> [RECORDS TO PROCESS]
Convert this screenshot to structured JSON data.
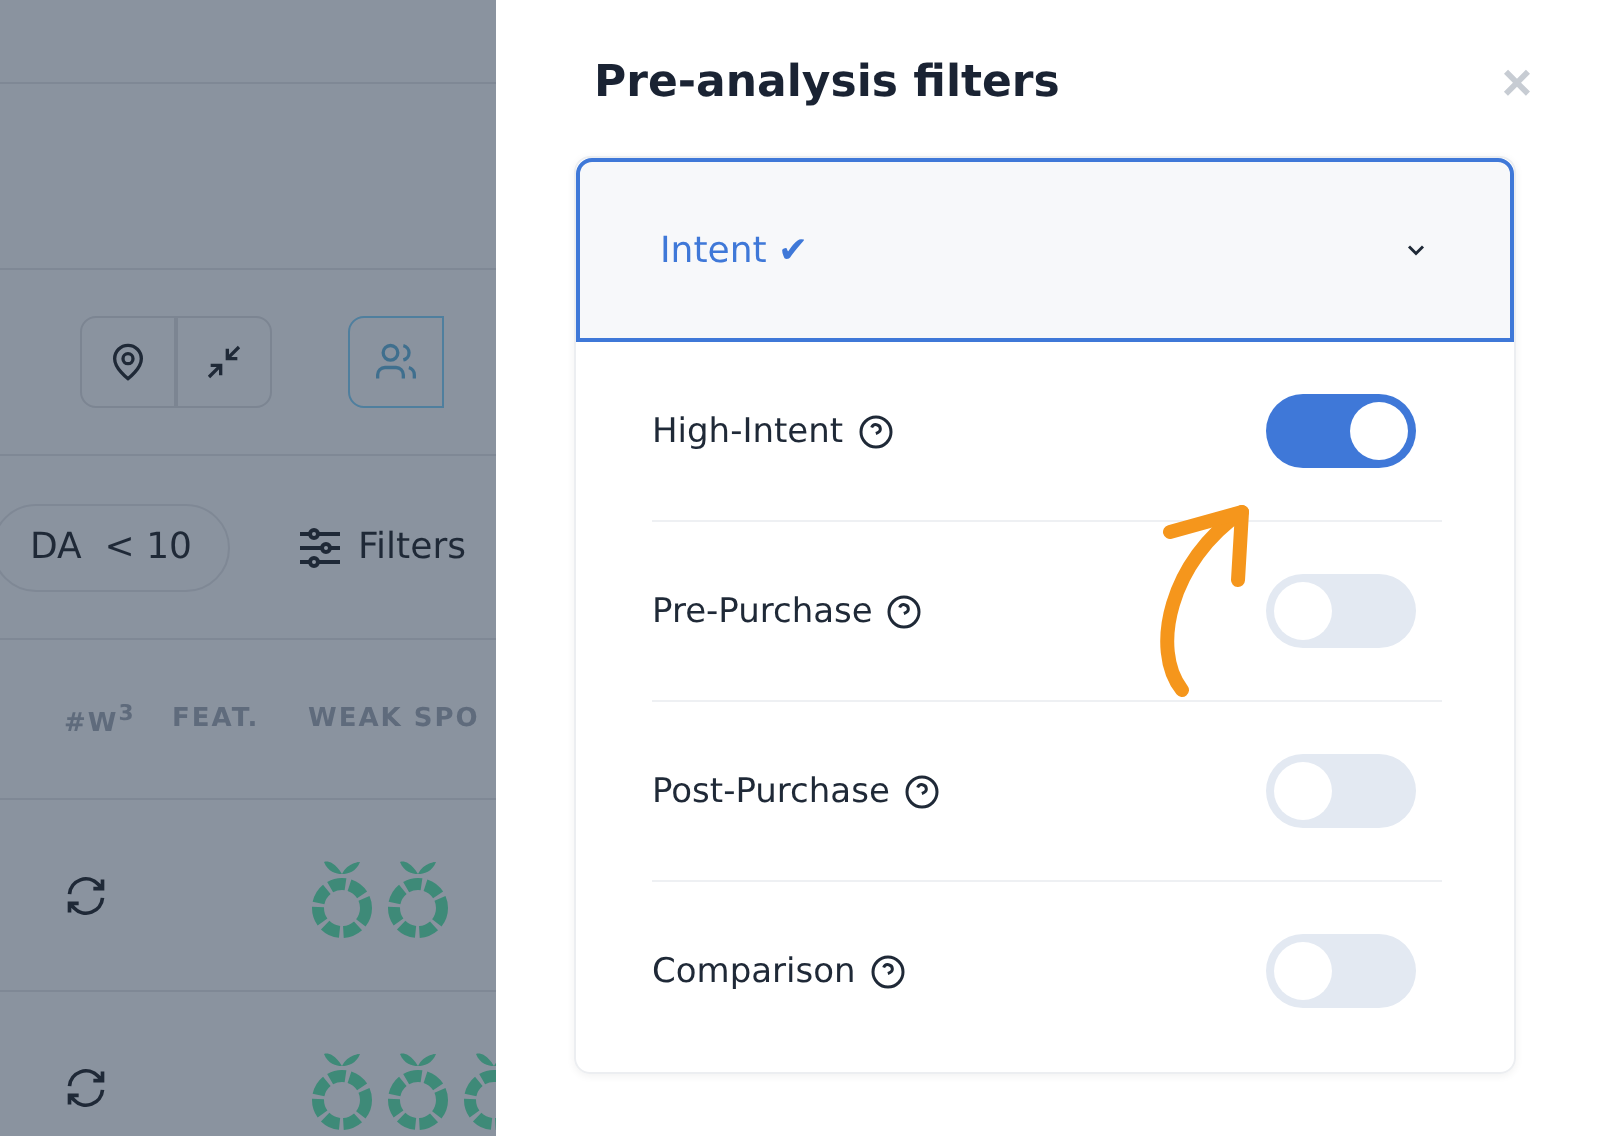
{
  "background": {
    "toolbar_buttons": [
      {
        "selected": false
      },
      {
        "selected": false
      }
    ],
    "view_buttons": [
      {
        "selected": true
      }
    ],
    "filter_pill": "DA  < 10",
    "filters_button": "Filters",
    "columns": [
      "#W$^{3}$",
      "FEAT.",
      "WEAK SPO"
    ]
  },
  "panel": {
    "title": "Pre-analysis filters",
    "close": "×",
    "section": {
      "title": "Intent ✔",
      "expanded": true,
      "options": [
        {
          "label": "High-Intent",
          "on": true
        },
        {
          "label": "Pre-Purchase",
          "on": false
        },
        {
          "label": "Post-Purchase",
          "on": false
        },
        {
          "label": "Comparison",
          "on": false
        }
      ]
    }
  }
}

> [WORK TO BE COMPLETED] Find the string "true" in the records, then copy each line where it occurs.

> [RESULT]
        "selected": true
      "expanded": true,
          "on": true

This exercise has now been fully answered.